- What the task requires -
Give a verbatim quotation of every record.

►

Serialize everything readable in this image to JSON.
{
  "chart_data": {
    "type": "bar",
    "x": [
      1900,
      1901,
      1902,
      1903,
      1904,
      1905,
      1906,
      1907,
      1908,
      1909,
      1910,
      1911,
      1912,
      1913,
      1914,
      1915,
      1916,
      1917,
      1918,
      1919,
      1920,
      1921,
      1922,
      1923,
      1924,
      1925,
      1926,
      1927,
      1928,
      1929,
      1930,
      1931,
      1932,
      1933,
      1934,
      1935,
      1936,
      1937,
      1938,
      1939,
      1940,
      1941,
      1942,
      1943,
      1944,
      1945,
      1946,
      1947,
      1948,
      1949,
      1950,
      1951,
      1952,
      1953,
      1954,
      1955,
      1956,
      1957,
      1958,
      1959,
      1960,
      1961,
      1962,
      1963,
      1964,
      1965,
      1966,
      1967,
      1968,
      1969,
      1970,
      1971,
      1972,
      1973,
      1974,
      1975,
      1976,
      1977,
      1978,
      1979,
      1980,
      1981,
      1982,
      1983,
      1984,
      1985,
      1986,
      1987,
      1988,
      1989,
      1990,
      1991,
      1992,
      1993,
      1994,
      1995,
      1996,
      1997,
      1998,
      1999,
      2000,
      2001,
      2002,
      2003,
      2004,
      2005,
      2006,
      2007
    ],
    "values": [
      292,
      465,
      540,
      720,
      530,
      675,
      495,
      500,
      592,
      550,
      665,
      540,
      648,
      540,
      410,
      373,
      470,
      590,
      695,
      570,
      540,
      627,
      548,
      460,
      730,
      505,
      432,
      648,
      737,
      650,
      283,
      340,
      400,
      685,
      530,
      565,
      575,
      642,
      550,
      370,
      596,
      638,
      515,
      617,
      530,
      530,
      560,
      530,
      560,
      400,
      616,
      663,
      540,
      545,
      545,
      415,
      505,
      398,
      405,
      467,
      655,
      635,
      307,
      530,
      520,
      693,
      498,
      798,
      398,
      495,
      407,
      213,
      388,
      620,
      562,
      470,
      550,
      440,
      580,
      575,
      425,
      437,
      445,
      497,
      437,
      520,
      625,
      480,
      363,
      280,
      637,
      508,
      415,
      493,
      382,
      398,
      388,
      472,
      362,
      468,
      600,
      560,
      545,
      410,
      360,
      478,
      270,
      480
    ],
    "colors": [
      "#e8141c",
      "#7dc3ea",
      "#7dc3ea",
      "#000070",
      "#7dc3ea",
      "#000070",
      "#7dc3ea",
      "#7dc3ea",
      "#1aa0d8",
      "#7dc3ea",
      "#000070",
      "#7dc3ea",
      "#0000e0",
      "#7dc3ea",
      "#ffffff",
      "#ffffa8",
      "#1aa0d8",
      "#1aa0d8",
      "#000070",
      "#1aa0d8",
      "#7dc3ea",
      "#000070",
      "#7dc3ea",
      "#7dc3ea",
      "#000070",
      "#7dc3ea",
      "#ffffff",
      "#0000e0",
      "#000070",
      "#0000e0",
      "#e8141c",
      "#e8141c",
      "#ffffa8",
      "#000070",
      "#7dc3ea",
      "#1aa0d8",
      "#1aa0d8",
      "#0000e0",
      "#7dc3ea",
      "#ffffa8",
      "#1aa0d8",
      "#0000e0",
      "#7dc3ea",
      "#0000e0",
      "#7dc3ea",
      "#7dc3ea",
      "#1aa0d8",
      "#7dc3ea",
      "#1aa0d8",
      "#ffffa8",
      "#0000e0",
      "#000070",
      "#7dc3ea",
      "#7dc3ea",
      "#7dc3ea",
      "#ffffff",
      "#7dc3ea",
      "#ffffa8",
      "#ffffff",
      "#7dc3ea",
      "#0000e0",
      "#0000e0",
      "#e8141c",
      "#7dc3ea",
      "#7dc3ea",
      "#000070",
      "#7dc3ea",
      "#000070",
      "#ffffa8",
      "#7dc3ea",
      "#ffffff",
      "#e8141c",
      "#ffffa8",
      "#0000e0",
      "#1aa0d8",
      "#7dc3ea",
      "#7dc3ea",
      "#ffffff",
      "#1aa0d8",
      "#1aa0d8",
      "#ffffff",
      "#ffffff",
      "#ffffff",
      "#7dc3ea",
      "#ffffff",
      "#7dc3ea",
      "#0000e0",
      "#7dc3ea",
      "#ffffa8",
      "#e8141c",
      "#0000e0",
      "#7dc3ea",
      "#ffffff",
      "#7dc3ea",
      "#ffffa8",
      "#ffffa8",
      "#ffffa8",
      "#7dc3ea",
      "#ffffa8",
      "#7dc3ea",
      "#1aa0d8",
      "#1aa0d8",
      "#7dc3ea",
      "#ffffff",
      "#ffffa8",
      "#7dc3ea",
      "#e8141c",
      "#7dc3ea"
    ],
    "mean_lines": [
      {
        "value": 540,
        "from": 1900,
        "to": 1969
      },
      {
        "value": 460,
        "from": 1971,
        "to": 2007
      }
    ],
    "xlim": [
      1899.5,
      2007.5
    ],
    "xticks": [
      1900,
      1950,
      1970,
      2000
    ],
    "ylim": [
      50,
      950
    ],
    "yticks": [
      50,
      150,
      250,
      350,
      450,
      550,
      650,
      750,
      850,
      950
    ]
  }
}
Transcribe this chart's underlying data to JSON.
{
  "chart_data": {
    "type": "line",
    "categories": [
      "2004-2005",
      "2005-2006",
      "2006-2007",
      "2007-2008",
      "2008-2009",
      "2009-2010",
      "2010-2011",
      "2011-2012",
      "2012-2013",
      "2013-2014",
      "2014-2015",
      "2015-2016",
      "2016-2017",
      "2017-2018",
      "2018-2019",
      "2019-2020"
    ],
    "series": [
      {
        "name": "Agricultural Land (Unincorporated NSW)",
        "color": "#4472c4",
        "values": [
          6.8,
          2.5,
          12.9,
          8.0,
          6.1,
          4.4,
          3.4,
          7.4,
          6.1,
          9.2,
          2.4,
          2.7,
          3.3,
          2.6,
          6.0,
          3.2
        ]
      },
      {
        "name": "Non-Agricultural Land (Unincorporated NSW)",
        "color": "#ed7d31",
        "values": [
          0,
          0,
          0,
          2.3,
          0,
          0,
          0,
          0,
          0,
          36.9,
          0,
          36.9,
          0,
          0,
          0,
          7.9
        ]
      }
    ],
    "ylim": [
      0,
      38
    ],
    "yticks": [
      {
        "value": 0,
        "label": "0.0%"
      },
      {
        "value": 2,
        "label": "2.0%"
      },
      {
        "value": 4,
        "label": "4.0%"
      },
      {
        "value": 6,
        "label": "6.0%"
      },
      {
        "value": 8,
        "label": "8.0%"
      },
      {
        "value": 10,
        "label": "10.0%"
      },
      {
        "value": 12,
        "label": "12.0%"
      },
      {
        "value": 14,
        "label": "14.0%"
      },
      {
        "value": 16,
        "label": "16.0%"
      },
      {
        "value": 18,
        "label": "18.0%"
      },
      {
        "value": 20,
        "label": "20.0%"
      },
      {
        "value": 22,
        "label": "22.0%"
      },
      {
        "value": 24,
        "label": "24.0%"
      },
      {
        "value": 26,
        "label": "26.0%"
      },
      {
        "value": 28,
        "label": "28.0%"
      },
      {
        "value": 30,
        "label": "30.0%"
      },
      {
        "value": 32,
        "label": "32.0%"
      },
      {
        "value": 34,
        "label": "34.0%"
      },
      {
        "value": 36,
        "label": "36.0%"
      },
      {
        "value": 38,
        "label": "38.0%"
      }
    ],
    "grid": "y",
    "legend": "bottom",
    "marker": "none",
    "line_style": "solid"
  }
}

◄

- Answer to this exercise -
Serialize everything readable in this image to JSON.
{
  "chart_data": {
    "type": "bar",
    "x": [
      1900,
      1901,
      1902,
      1903,
      1904,
      1905,
      1906,
      1907,
      1908,
      1909,
      1910,
      1911,
      1912,
      1913,
      1914,
      1915,
      1916,
      1917,
      1918,
      1919,
      1920,
      1921,
      1922,
      1923,
      1924,
      1925,
      1926,
      1927,
      1928,
      1929,
      1930,
      1931,
      1932,
      1933,
      1934,
      1935,
      1936,
      1937,
      1938,
      1939,
      1940,
      1941,
      1942,
      1943,
      1944,
      1945,
      1946,
      1947,
      1948,
      1949,
      1950,
      1951,
      1952,
      1953,
      1954,
      1955,
      1956,
      1957,
      1958,
      1959,
      1960,
      1961,
      1962,
      1963,
      1964,
      1965,
      1966,
      1967,
      1968,
      1969,
      1970,
      1971,
      1972,
      1973,
      1974,
      1975,
      1976,
      1977,
      1978,
      1979,
      1980,
      1981,
      1982,
      1983,
      1984,
      1985,
      1986,
      1987,
      1988,
      1989,
      1990,
      1991,
      1992,
      1993,
      1994,
      1995,
      1996,
      1997,
      1998,
      1999,
      2000,
      2001,
      2002,
      2003,
      2004,
      2005,
      2006,
      2007
    ],
    "values": [
      292,
      465,
      540,
      720,
      530,
      675,
      495,
      500,
      592,
      550,
      665,
      540,
      648,
      540,
      410,
      373,
      470,
      590,
      695,
      570,
      540,
      627,
      548,
      460,
      730,
      505,
      432,
      648,
      737,
      650,
      283,
      340,
      400,
      685,
      530,
      565,
      575,
      642,
      550,
      370,
      596,
      638,
      515,
      617,
      530,
      530,
      560,
      530,
      560,
      400,
      616,
      663,
      540,
      545,
      545,
      415,
      505,
      398,
      405,
      467,
      655,
      635,
      307,
      530,
      520,
      693,
      498,
      798,
      398,
      495,
      407,
      213,
      388,
      620,
      562,
      470,
      550,
      440,
      580,
      575,
      425,
      437,
      445,
      497,
      437,
      520,
      625,
      480,
      363,
      280,
      637,
      508,
      415,
      493,
      382,
      398,
      388,
      472,
      362,
      468,
      600,
      560,
      545,
      410,
      360,
      478,
      270,
      480
    ],
    "colors": [
      "#e8141c",
      "#7dc3ea",
      "#7dc3ea",
      "#000070",
      "#7dc3ea",
      "#000070",
      "#7dc3ea",
      "#7dc3ea",
      "#1aa0d8",
      "#7dc3ea",
      "#000070",
      "#7dc3ea",
      "#0000e0",
      "#7dc3ea",
      "#ffffff",
      "#ffffa8",
      "#1aa0d8",
      "#1aa0d8",
      "#000070",
      "#1aa0d8",
      "#7dc3ea",
      "#000070",
      "#7dc3ea",
      "#7dc3ea",
      "#000070",
      "#7dc3ea",
      "#ffffff",
      "#0000e0",
      "#000070",
      "#0000e0",
      "#e8141c",
      "#e8141c",
      "#ffffa8",
      "#000070",
      "#7dc3ea",
      "#1aa0d8",
      "#1aa0d8",
      "#0000e0",
      "#7dc3ea",
      "#ffffa8",
      "#1aa0d8",
      "#0000e0",
      "#7dc3ea",
      "#0000e0",
      "#7dc3ea",
      "#7dc3ea",
      "#1aa0d8",
      "#7dc3ea",
      "#1aa0d8",
      "#ffffa8",
      "#0000e0",
      "#000070",
      "#7dc3ea",
      "#7dc3ea",
      "#7dc3ea",
      "#ffffff",
      "#7dc3ea",
      "#ffffa8",
      "#ffffff",
      "#7dc3ea",
      "#0000e0",
      "#0000e0",
      "#e8141c",
      "#7dc3ea",
      "#7dc3ea",
      "#000070",
      "#7dc3ea",
      "#000070",
      "#ffffa8",
      "#7dc3ea",
      "#ffffff",
      "#e8141c",
      "#ffffa8",
      "#0000e0",
      "#1aa0d8",
      "#7dc3ea",
      "#7dc3ea",
      "#ffffff",
      "#1aa0d8",
      "#1aa0d8",
      "#ffffff",
      "#ffffff",
      "#ffffff",
      "#7dc3ea",
      "#ffffff",
      "#7dc3ea",
      "#0000e0",
      "#7dc3ea",
      "#ffffa8",
      "#e8141c",
      "#0000e0",
      "#7dc3ea",
      "#ffffff",
      "#7dc3ea",
      "#ffffa8",
      "#ffffa8",
      "#ffffa8",
      "#7dc3ea",
      "#ffffa8",
      "#7dc3ea",
      "#1aa0d8",
      "#1aa0d8",
      "#7dc3ea",
      "#ffffff",
      "#ffffa8",
      "#7dc3ea",
      "#e8141c",
      "#7dc3ea"
    ],
    "mean_lines": [
      {
        "value": 540,
        "from": 1900,
        "to": 1969
      },
      {
        "value": 460,
        "from": 1971,
        "to": 2007
      }
    ],
    "xlim": [
      1899.5,
      2007.5
    ],
    "xticks": [
      1900,
      1950,
      1970,
      2000
    ],
    "ylim": [
      50,
      950
    ],
    "yticks": [
      50,
      150,
      250,
      350,
      450,
      550,
      650,
      750,
      850,
      950
    ]
  }
}
Transcribe this chart's underlying data to JSON.
{
  "chart_data": {
    "type": "line",
    "categories": [
      "2004-2005",
      "2005-2006",
      "2006-2007",
      "2007-2008",
      "2008-2009",
      "2009-2010",
      "2010-2011",
      "2011-2012",
      "2012-2013",
      "2013-2014",
      "2014-2015",
      "2015-2016",
      "2016-2017",
      "2017-2018",
      "2018-2019",
      "2019-2020"
    ],
    "series": [
      {
        "name": "Agricultural Land (Unincorporated NSW)",
        "color": "#4472c4",
        "values": [
          6.8,
          2.5,
          12.9,
          8.0,
          6.1,
          4.4,
          3.4,
          7.4,
          6.1,
          9.2,
          2.4,
          2.7,
          3.3,
          2.6,
          6.0,
          3.2
        ]
      },
      {
        "name": "Non-Agricultural Land (Unincorporated NSW)",
        "color": "#ed7d31",
        "values": [
          0,
          0,
          0,
          2.3,
          0,
          0,
          0,
          0,
          0,
          36.9,
          0,
          36.9,
          0,
          0,
          0,
          7.9
        ]
      }
    ],
    "ylim": [
      0,
      38
    ],
    "yticks": [
      {
        "value": 0,
        "label": "0.0%"
      },
      {
        "value": 2,
        "label": "2.0%"
      },
      {
        "value": 4,
        "label": "4.0%"
      },
      {
        "value": 6,
        "label": "6.0%"
      },
      {
        "value": 8,
        "label": "8.0%"
      },
      {
        "value": 10,
        "label": "10.0%"
      },
      {
        "value": 12,
        "label": "12.0%"
      },
      {
        "value": 14,
        "label": "14.0%"
      },
      {
        "value": 16,
        "label": "16.0%"
      },
      {
        "value": 18,
        "label": "18.0%"
      },
      {
        "value": 20,
        "label": "20.0%"
      },
      {
        "value": 22,
        "label": "22.0%"
      },
      {
        "value": 24,
        "label": "24.0%"
      },
      {
        "value": 26,
        "label": "26.0%"
      },
      {
        "value": 28,
        "label": "28.0%"
      },
      {
        "value": 30,
        "label": "30.0%"
      },
      {
        "value": 32,
        "label": "32.0%"
      },
      {
        "value": 34,
        "label": "34.0%"
      },
      {
        "value": 36,
        "label": "36.0%"
      },
      {
        "value": 38,
        "label": "38.0%"
      }
    ],
    "grid": "y",
    "legend": "bottom",
    "marker": "none",
    "line_style": "solid"
  }
}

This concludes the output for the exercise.